To do: Make an exact copy of the records, dropping all pictures.

Material provided:
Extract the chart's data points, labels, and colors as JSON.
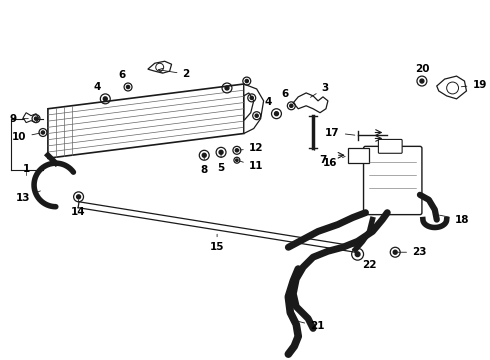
{
  "background_color": "#ffffff",
  "fig_width": 4.9,
  "fig_height": 3.6,
  "dpi": 100,
  "line_color": "#1a1a1a",
  "gray": "#666666"
}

The result:
Extract the chart's data points, labels, and colors as JSON.
{
  "background_color": "#ffffff",
  "fig_width": 4.9,
  "fig_height": 3.6,
  "dpi": 100,
  "line_color": "#1a1a1a",
  "gray": "#666666"
}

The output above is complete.